**STATED TASK**
Check each line of the material below, and copy it if it holds the string "пять".

## START RAW RECORDS

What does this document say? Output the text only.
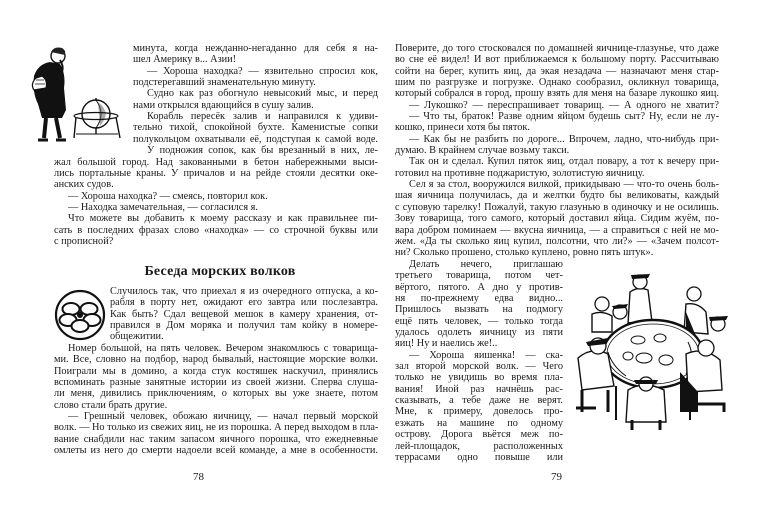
минута, когда нежданно-негаданно для себя я на-
шел Америку в... Азии!
— Хороша находка? — язвительно спросил кок,
подстерегавший знаменательную минуту.
Судно как раз обогнуло невысокий мыс, и перед
нами открылся вдающийся в сушу залив.
Корабль пересёк залив и направился к удиви-
тельно тихой, спокойной бухте. Каменистые сопки
полукольцом охватывали её, подступая к самой воде.
У подножия сопок, как бы врезанный в них, ле-
жал большой город. Над закованными в бетон набережными выси-
лись портальные краны. У причалов и на рейде стояли десятки оке-
анских судов.
— Хороша находка? — смеясь, повторил кок.
— Находка замечательная, — согласился я.
Что можете вы добавить к моему рассказу и как правильнее пи-
сать в последних фразах слово «находка» — со строчной буквы или
с прописной?
Беседа морских волков
Случилось так, что приехал я из очередного отпуска, а ко-
рабля в порту нет, ожидают его завтра или послезавтра.
Как быть? Сдал вещевой мешок в камеру хранения, от-
правился в Дом моряка и получил там койку в номере-
общежитии.
Номер большой, на пять человек. Вечером знакомлюсь с товарища-
ми. Все, словно на подбор, народ бывалый, настоящие морские волки.
Поиграли мы в домино, а когда стук костяшек наскучил, принялись
вспоминать разные занятные истории из своей жизни. Сперва слуша-
ли меня, дивились приключениям, о которых вы уже знаете, потом
слово стали брать другие.
— Грешный человек, обожаю яичницу, — начал первый морской
волк. — Но только из свежих яиц, не из порошка. А перед выходом в пла-
вание снабдили нас таким запасом яичного порошка, что ежедневные
омлеты из него до смерти надоели всей команде, а мне в особенности.
78
Поверите, до того стосковался по домашней яичнице-глазунье, что даже
во сне её видел! И вот приближаемся к большому порту. Рассчитываю
сойти на берег, купить яиц, да экая незадача — назначают меня стар-
шим по разгрузке и погрузке. Однако сообразил, окликнул товарища,
который собрался в город, прошу взять для меня на базаре лукошко яиц.
— Лукошко? — переспрашивает товарищ. — А одного не хватит?
— Что ты, браток! Разве одним яйцом будешь сыт? Ну, если не лу-
кошко, принеси хотя бы пяток.
— Как бы не разбить по дороге... Впрочем, ладно, что-нибудь при-
думаю. В крайнем случае возьму такси.
Так он и сделал. Купил пяток яиц, отдал повару, а тот к вечеру при-
готовил на противне поджаристую, золотистую яичницу.
Сел я за стол, вооружился вилкой, прикидываю — что-то очень боль-
шая яичница получилась, да и желтки будто бы великоваты, каждый
с суповую тарелку! Пожалуй, такую глазунью в одиночку и не осилишь.
Зову товарища, того самого, который доставил яйца. Сидим жуём, по-
вара добром поминаем — вкусна яичница, — а справиться с ней не мо-
жем. «Да ты сколько яиц купил, полсотни, что ли?» — «Зачем полсот-
ни? Сколько прошено, столько куплено, ровно пять штук».
Делать нечего, приглашаю
третьего товарища, потом чет-
вёртого, пятого. А дно у против-
ня по-прежнему едва видно...
Пришлось вызвать на подмогу
ещё пять человек, — только тогда
удалось одолеть яичницу из пяти
яиц! Ну и наелись же!..
— Хороша яишенка! — ска-
зал второй морской волк. — Чего
только не увидишь во время пла-
вания! Иной раз начнёшь рас-
сказывать, а тебе даже не верят.
Мне, к примеру, довелось про-
езжать на машине по одному
острову. Дорога вьётся меж по-
лей-площадок, расположенных
террасами одно повыше или
79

## END RAW RECORDS

**FINAL RESULT**
Номер большой, на пять человек. Вечером знакомлюсь с товарища-
ни? Сколько прошено, столько куплено, ровно пять штук».
ещё пять человек, — только тогда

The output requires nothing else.